* [PROBLEM DETAILS]: Present the data once more in exactly its original form.

* [GIVEN DATA]:
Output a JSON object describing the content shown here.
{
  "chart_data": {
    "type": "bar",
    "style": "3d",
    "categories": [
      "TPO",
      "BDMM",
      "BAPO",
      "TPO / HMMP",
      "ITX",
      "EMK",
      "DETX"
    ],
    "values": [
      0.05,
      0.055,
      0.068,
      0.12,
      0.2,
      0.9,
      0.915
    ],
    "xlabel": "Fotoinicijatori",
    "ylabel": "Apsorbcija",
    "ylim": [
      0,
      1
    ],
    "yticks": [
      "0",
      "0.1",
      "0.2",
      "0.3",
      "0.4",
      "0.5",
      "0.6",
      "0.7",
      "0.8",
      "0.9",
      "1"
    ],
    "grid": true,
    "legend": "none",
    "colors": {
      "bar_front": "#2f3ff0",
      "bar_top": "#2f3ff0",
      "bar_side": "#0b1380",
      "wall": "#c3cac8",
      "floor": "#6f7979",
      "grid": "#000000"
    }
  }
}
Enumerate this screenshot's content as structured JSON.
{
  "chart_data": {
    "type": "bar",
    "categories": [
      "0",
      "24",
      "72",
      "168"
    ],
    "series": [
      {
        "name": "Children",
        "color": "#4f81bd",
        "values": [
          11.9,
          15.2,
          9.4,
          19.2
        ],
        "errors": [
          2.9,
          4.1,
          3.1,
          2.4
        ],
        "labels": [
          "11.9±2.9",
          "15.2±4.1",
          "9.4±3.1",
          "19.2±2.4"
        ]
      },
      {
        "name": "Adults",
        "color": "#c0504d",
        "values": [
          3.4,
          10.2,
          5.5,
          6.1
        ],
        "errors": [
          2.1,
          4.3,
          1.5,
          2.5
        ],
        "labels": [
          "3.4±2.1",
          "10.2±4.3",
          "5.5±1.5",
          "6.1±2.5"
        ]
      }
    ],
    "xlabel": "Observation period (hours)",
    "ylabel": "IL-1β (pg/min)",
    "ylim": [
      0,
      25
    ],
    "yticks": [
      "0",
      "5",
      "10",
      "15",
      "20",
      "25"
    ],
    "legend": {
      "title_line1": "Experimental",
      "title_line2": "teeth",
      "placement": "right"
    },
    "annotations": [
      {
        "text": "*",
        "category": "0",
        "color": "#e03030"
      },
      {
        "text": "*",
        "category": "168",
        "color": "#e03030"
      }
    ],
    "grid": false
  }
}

* [PROBLEM SOLUTION]:
Output a JSON object describing the content shown here.
{
  "chart_data": {
    "type": "bar",
    "style": "3d",
    "categories": [
      "TPO",
      "BDMM",
      "BAPO",
      "TPO / HMMP",
      "ITX",
      "EMK",
      "DETX"
    ],
    "values": [
      0.05,
      0.055,
      0.068,
      0.12,
      0.2,
      0.9,
      0.915
    ],
    "xlabel": "Fotoinicijatori",
    "ylabel": "Apsorbcija",
    "ylim": [
      0,
      1
    ],
    "yticks": [
      "0",
      "0.1",
      "0.2",
      "0.3",
      "0.4",
      "0.5",
      "0.6",
      "0.7",
      "0.8",
      "0.9",
      "1"
    ],
    "grid": true,
    "legend": "none",
    "colors": {
      "bar_front": "#2f3ff0",
      "bar_top": "#2f3ff0",
      "bar_side": "#0b1380",
      "wall": "#c3cac8",
      "floor": "#6f7979",
      "grid": "#000000"
    }
  }
}
Enumerate this screenshot's content as structured JSON.
{
  "chart_data": {
    "type": "bar",
    "categories": [
      "0",
      "24",
      "72",
      "168"
    ],
    "series": [
      {
        "name": "Children",
        "color": "#4f81bd",
        "values": [
          11.9,
          15.2,
          9.4,
          19.2
        ],
        "errors": [
          2.9,
          4.1,
          3.1,
          2.4
        ],
        "labels": [
          "11.9±2.9",
          "15.2±4.1",
          "9.4±3.1",
          "19.2±2.4"
        ]
      },
      {
        "name": "Adults",
        "color": "#c0504d",
        "values": [
          3.4,
          10.2,
          5.5,
          6.1
        ],
        "errors": [
          2.1,
          4.3,
          1.5,
          2.5
        ],
        "labels": [
          "3.4±2.1",
          "10.2±4.3",
          "5.5±1.5",
          "6.1±2.5"
        ]
      }
    ],
    "xlabel": "Observation period (hours)",
    "ylabel": "IL-1β (pg/min)",
    "ylim": [
      0,
      25
    ],
    "yticks": [
      "0",
      "5",
      "10",
      "15",
      "20",
      "25"
    ],
    "legend": {
      "title_line1": "Experimental",
      "title_line2": "teeth",
      "placement": "right"
    },
    "annotations": [
      {
        "text": "*",
        "category": "0",
        "color": "#e03030"
      },
      {
        "text": "*",
        "category": "168",
        "color": "#e03030"
      }
    ],
    "grid": false
  }
}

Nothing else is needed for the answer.